══ Excerpted records

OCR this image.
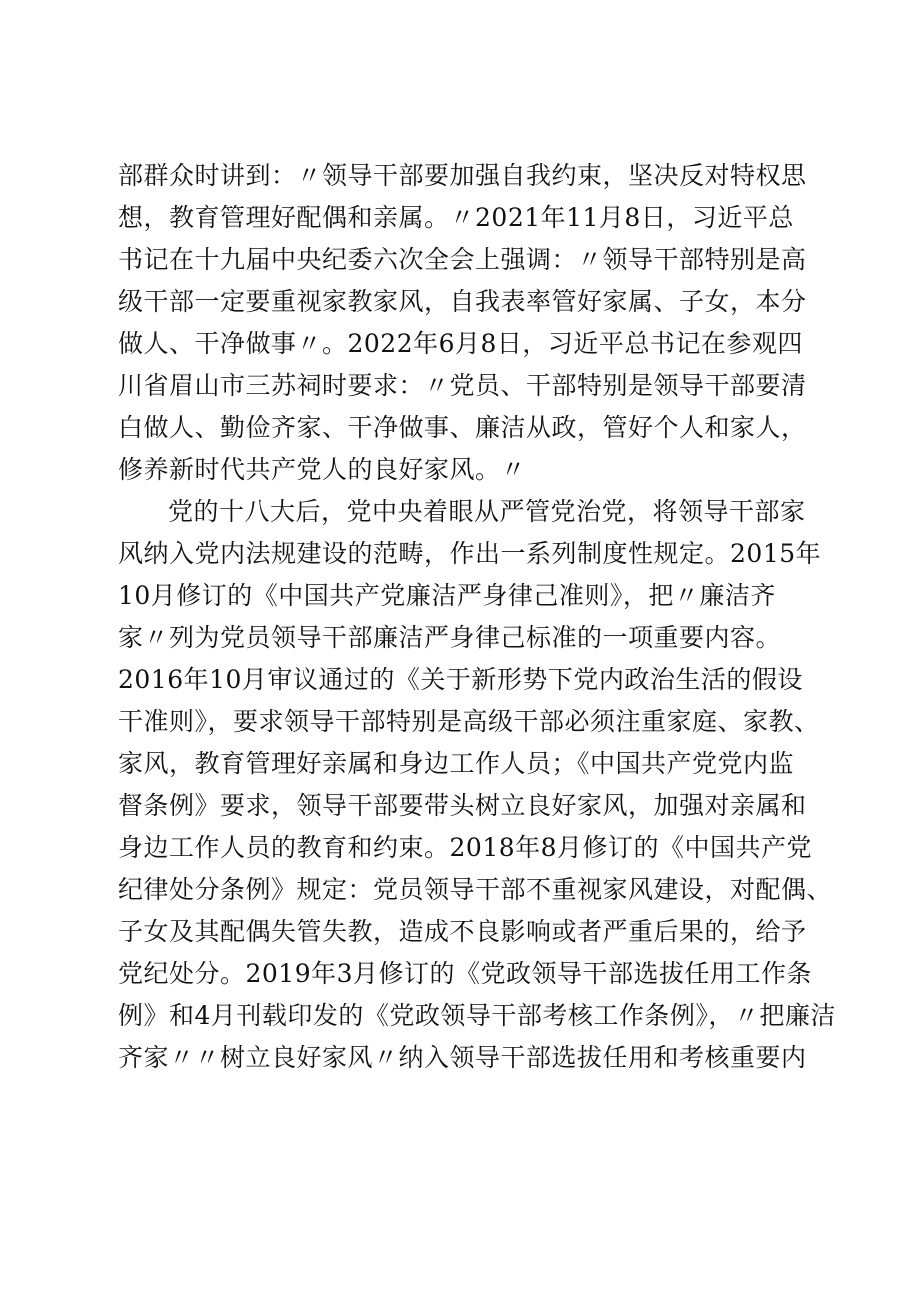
部群众时讲到：〃领导干部要加强自我约束，坚决反对特权思
想，教育管理好配偶和亲属。〃2021年11月8日，习近平总
书记在十九届中央纪委六次全会上强调：〃领导干部特别是高
级干部一定要重视家教家风，自我表率管好家属、子女，本分
做人、干净做事〃。2022年6月8日，习近平总书记在参观四
川省眉山市三苏祠时要求：〃党员、干部特别是领导干部要清
白做人、勤俭齐家、干净做事、廉洁从政，管好个人和家人，
修养新时代共产党人的良好家风。〃
党的十八大后，党中央着眼从严管党治党，将领导干部家
风纳入党内法规建设的范畴，作出一系列制度性规定。2015年
10月修订的《中国共产党廉洁严身律己准则》，把〃廉洁齐
家〃列为党员领导干部廉洁严身律己标准的一项重要内容。
2016年10月审议通过的《关于新形势下党内政治生活的假设
干准则》，要求领导干部特别是高级干部必须注重家庭、家教、
家风，教育管理好亲属和身边工作人员；《中国共产党党内监
督条例》要求，领导干部要带头树立良好家风，加强对亲属和
身边工作人员的教育和约束。2018年8月修订的《中国共产党
纪律处分条例》规定：党员领导干部不重视家风建设，对配偶、
子女及其配偶失管失教，造成不良影响或者严重后果的，给予
党纪处分。2019年3月修订的《党政领导干部选拔任用工作条
例》和4月刊载印发的《党政领导干部考核工作条例》，〃把廉洁
齐家〃〃树立良好家风〃纳入领导干部选拔任用和考核重要内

════

Objective -> Transcribe the records above exactly, leaving out every picture.

Solution below ->
OCR this image.
部群众时讲到：〃领导干部要加强自我约束，坚决反对特权思
想，教育管理好配偶和亲属。〃2021年11月8日，习近平总
书记在十九届中央纪委六次全会上强调：〃领导干部特别是高
级干部一定要重视家教家风，自我表率管好家属、子女，本分
做人、干净做事〃。2022年6月8日，习近平总书记在参观四
川省眉山市三苏祠时要求：〃党员、干部特别是领导干部要清
白做人、勤俭齐家、干净做事、廉洁从政，管好个人和家人，
修养新时代共产党人的良好家风。〃
党的十八大后，党中央着眼从严管党治党，将领导干部家
风纳入党内法规建设的范畴，作出一系列制度性规定。2015年
10月修订的《中国共产党廉洁严身律己准则》，把〃廉洁齐
家〃列为党员领导干部廉洁严身律己标准的一项重要内容。
2016年10月审议通过的《关于新形势下党内政治生活的假设
干准则》，要求领导干部特别是高级干部必须注重家庭、家教、
家风，教育管理好亲属和身边工作人员；《中国共产党党内监
督条例》要求，领导干部要带头树立良好家风，加强对亲属和
身边工作人员的教育和约束。2018年8月修订的《中国共产党
纪律处分条例》规定：党员领导干部不重视家风建设，对配偶、
子女及其配偶失管失教，造成不良影响或者严重后果的，给予
党纪处分。2019年3月修订的《党政领导干部选拔任用工作条
例》和4月刊载印发的《党政领导干部考核工作条例》，〃把廉洁
齐家〃〃树立良好家风〃纳入领导干部选拔任用和考核重要内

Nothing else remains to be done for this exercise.